> _Problem_: Scan the data below for the string "Percentual". Copy every line where it appears.

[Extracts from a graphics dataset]
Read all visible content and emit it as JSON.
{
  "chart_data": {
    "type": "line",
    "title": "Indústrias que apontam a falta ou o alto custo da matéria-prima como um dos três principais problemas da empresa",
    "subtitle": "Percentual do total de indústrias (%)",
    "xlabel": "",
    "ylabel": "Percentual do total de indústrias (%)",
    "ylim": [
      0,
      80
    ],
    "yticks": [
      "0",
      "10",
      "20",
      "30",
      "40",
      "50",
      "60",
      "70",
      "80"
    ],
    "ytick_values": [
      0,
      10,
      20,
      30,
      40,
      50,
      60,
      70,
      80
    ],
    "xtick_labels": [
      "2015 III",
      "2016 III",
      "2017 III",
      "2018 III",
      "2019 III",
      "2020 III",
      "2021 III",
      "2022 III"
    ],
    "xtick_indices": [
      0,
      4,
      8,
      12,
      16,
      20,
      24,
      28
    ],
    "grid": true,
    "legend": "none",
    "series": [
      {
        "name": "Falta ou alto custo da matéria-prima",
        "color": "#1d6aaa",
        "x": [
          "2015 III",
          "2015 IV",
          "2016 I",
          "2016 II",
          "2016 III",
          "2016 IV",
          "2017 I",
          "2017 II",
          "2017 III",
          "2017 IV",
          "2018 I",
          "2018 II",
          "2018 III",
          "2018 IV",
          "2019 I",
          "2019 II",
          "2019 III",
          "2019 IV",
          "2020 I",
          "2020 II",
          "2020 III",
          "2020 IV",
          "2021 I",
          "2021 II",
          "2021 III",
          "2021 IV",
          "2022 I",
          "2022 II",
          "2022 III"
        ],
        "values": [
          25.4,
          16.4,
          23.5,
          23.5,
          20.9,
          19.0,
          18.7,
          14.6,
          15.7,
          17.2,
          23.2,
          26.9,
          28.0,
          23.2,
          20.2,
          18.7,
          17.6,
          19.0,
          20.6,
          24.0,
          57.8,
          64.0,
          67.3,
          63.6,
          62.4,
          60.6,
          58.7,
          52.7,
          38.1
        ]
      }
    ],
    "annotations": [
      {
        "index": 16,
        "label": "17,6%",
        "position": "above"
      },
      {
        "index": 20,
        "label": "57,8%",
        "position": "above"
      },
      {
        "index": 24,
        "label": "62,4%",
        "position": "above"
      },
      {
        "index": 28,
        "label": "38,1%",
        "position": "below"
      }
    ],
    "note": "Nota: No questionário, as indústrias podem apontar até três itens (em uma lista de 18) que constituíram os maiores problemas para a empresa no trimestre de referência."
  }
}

> _Correct output_:
    "subtitle": "Percentual do total de indústrias (%)",
    "ylabel": "Percentual do total de indústrias (%)",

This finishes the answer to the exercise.